Directions for this task:
Pull out from the material below all lines with "chevron".

Input material:
--- --- ---
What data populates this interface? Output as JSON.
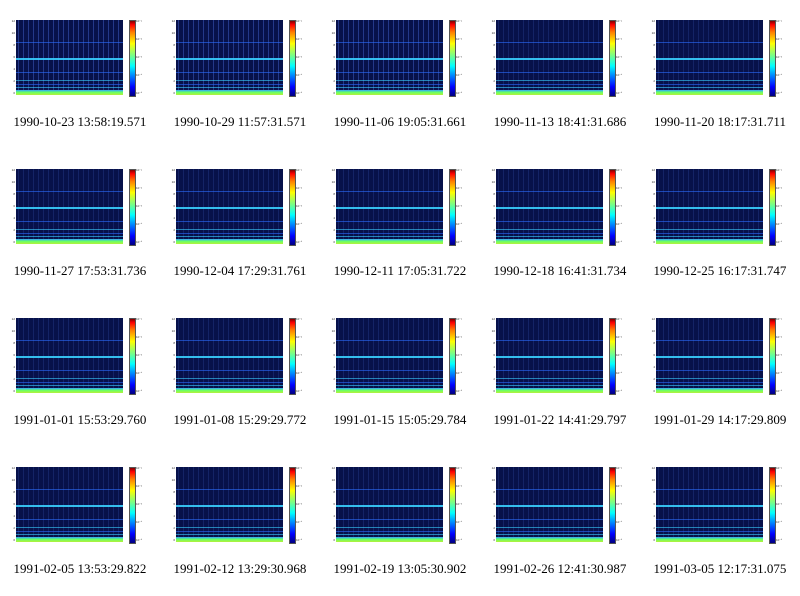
{
  "panels": [
    {
      "caption": "1990-10-23 13:58:19.571"
    },
    {
      "caption": "1990-10-29 11:57:31.571"
    },
    {
      "caption": "1990-11-06 19:05:31.661"
    },
    {
      "caption": "1990-11-13 18:41:31.686"
    },
    {
      "caption": "1990-11-20 18:17:31.711"
    },
    {
      "caption": "1990-11-27 17:53:31.736"
    },
    {
      "caption": "1990-12-04 17:29:31.761"
    },
    {
      "caption": "1990-12-11 17:05:31.722"
    },
    {
      "caption": "1990-12-18 16:41:31.734"
    },
    {
      "caption": "1990-12-25 16:17:31.747"
    },
    {
      "caption": "1991-01-01 15:53:29.760"
    },
    {
      "caption": "1991-01-08 15:29:29.772"
    },
    {
      "caption": "1991-01-15 15:05:29.784"
    },
    {
      "caption": "1991-01-22 14:41:29.797"
    },
    {
      "caption": "1991-01-29 14:17:29.809"
    },
    {
      "caption": "1991-02-05 13:53:29.822"
    },
    {
      "caption": "1991-02-12 13:29:30.968"
    },
    {
      "caption": "1991-02-19 13:05:30.902"
    },
    {
      "caption": "1991-02-26 12:41:30.987"
    },
    {
      "caption": "1991-03-05 12:17:31.075"
    }
  ],
  "colors": {
    "background_dark_blue": "#07114a",
    "band_cyan": "#3ad0ff",
    "band_blue": "#2b6cff",
    "floor_green": "#8cf03c"
  }
}
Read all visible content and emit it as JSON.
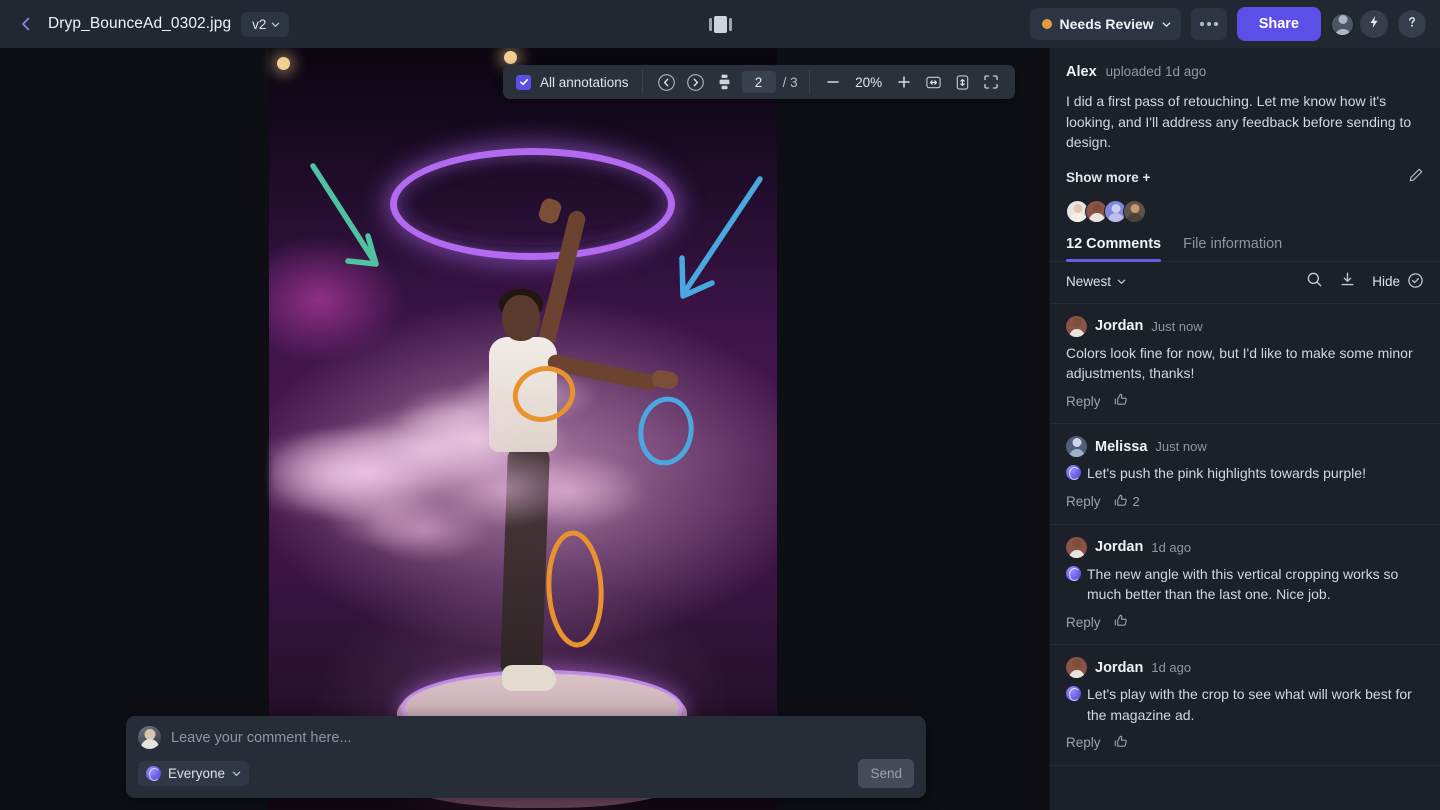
{
  "header": {
    "back_icon": "chevron-left-icon",
    "file_name": "Dryp_BounceAd_0302.jpg",
    "version_label": "v2",
    "compare_icon": "compare-view-icon",
    "status_label": "Needs Review",
    "status_color": "#e89b3c",
    "more_label": "...",
    "share_label": "Share",
    "account_icon": "account-avatar-icon",
    "lightning_icon": "lightning-bolt-icon",
    "help_icon": "question-mark-icon",
    "accent_color": "#5b4fe8"
  },
  "toolbar": {
    "annotations_label": "All annotations",
    "annotations_checked": true,
    "prev_icon": "chevron-left-circle-icon",
    "next_icon": "chevron-right-circle-icon",
    "pages_icon": "page-list-icon",
    "page_current": "2",
    "page_total": "/ 3",
    "zoom_out_label": "—",
    "zoom_value": "20%",
    "zoom_in_label": "+",
    "fit_width_icon": "fit-width-icon",
    "fit_height_icon": "fit-height-icon",
    "fullscreen_icon": "fullscreen-icon"
  },
  "composer": {
    "placeholder": "Leave your comment here...",
    "audience_label": "Everyone",
    "audience_icon": "globe-icon",
    "send_label": "Send"
  },
  "panel": {
    "description": {
      "author": "Alex",
      "meta": "uploaded 1d ago",
      "body": "I did a first pass of retouching. Let me know how it's looking, and I'll address any feedback before sending to design.",
      "show_more_label": "Show more +",
      "edit_icon": "pencil-edit-icon"
    },
    "collaborators": [
      {
        "name": "collaborator-1",
        "bg": "#e8e4df",
        "skin": "#e3c6ab",
        "body": "#f3f0ec"
      },
      {
        "name": "collaborator-2",
        "bg": "#8a524a",
        "skin": "#7d4f35",
        "body": "#e9e5de"
      },
      {
        "name": "collaborator-3",
        "bg": "#7f87d8",
        "skin": "#c9cdf0",
        "body": "#b9bfe8"
      },
      {
        "name": "collaborator-4",
        "bg": "#5d5348",
        "skin": "#c79a72",
        "body": "#4b4238"
      }
    ],
    "tabs": [
      {
        "label": "12 Comments",
        "active": true
      },
      {
        "label": "File information",
        "active": false
      }
    ],
    "sort": {
      "selected": "Newest",
      "chevron_icon": "chevron-down-icon",
      "search_icon": "search-icon",
      "download_icon": "download-icon",
      "hide_label": "Hide",
      "hide_icon": "check-circle-icon"
    },
    "comments": [
      {
        "author": "Jordan",
        "time": "Just now",
        "text": "Colors look fine for now, but I'd like to make some minor adjustments, thanks!",
        "has_pin": false,
        "reply_label": "Reply",
        "like_count": "",
        "avatar_bg": "#8a524a",
        "avatar_skin": "#7d4f35",
        "avatar_body": "#e9e5de"
      },
      {
        "author": "Melissa",
        "time": "Just now",
        "text": "Let's push the pink highlights towards purple!",
        "has_pin": true,
        "reply_label": "Reply",
        "like_count": "2",
        "avatar_bg": "#4f5f78",
        "avatar_skin": "#cfd6ea",
        "avatar_body": "#9fb0cf"
      },
      {
        "author": "Jordan",
        "time": "1d ago",
        "text": "The new angle with this vertical cropping works so much better than the last one. Nice job.",
        "has_pin": true,
        "reply_label": "Reply",
        "like_count": "",
        "avatar_bg": "#8a524a",
        "avatar_skin": "#7d4f35",
        "avatar_body": "#e9e5de"
      },
      {
        "author": "Jordan",
        "time": "1d ago",
        "text": "Let's play with the crop to see what will work best for the magazine ad.",
        "has_pin": true,
        "reply_label": "Reply",
        "like_count": "",
        "avatar_bg": "#8a524a",
        "avatar_skin": "#7d4f35",
        "avatar_body": "#e9e5de"
      }
    ]
  },
  "annotations": {
    "arrow_teal_color": "#4fc3a1",
    "arrow_blue_color": "#4aa8e0",
    "ellipse_orange_color": "#e8932e",
    "ellipse_blue_color": "#4aa8e0",
    "items": [
      {
        "name": "teal-arrow-annotation",
        "type": "arrow"
      },
      {
        "name": "blue-arrow-annotation",
        "type": "arrow"
      },
      {
        "name": "orange-ellipse-shoulder-annotation",
        "type": "ellipse"
      },
      {
        "name": "blue-ellipse-hand-annotation",
        "type": "ellipse"
      },
      {
        "name": "orange-ellipse-leg-annotation",
        "type": "ellipse"
      }
    ]
  }
}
--- --- ---
Answer to the task:
    "back_icon": "chevron-left-icon",
    "prev_icon": "chevron-left-circle-icon",
    "next_icon": "chevron-right-circle-icon",
      "chevron_icon": "chevron-down-icon",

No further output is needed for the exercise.